## Set task
Return only the number of lines holding the word "label".
......
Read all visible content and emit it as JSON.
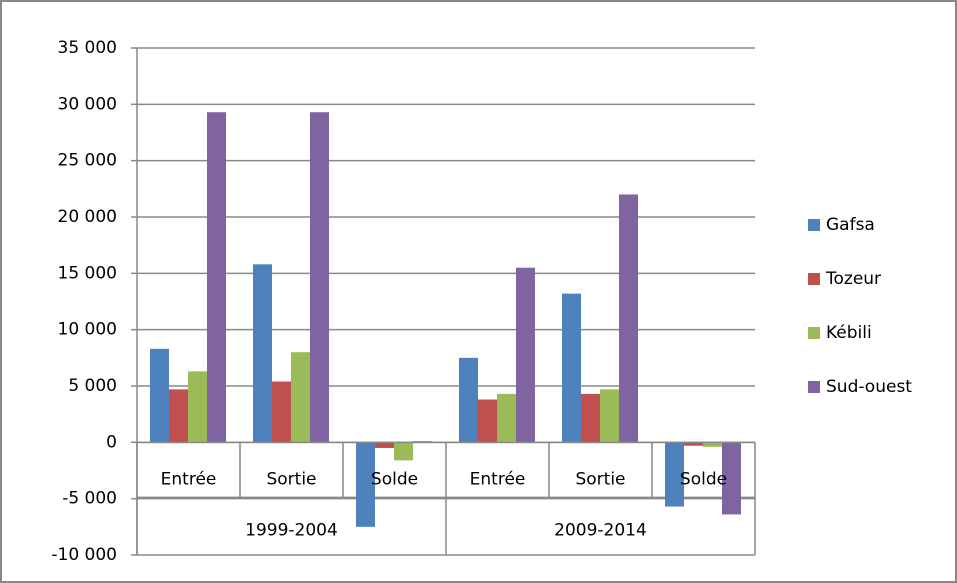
{
  "chart_data": {
    "type": "bar",
    "categories": [
      "Entrée",
      "Sortie",
      "Solde",
      "Entrée",
      "Sortie",
      "Solde"
    ],
    "groups": [
      "1999-2004",
      "2009-2014"
    ],
    "series": [
      {
        "name": "Gafsa",
        "color": "#4f81bd",
        "values": [
          8300,
          15800,
          -7500,
          7500,
          13200,
          -5700
        ]
      },
      {
        "name": "Tozeur",
        "color": "#c0504d",
        "values": [
          4700,
          5400,
          -500,
          3800,
          4300,
          -300
        ]
      },
      {
        "name": "Kébili",
        "color": "#9bbb59",
        "values": [
          6300,
          8000,
          -1600,
          4300,
          4700,
          -400
        ]
      },
      {
        "name": "Sud-ouest",
        "color": "#8064a2",
        "values": [
          29300,
          29300,
          100,
          15500,
          22000,
          -6400
        ]
      }
    ],
    "ylim": [
      -10000,
      35000
    ],
    "yticks": [
      {
        "value": -10000,
        "label": "-10 000"
      },
      {
        "value": -5000,
        "label": "-5 000"
      },
      0,
      {
        "value": 5000,
        "label": "5 000"
      },
      {
        "value": 10000,
        "label": "10 000"
      },
      {
        "value": 15000,
        "label": "15 000"
      },
      {
        "value": 20000,
        "label": "20 000"
      },
      {
        "value": 25000,
        "label": "25 000"
      },
      {
        "value": 30000,
        "label": "30 000"
      },
      {
        "value": 35000,
        "label": "35 000"
      }
    ],
    "grid": true,
    "legend": "right"
  }
}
......
## The output
9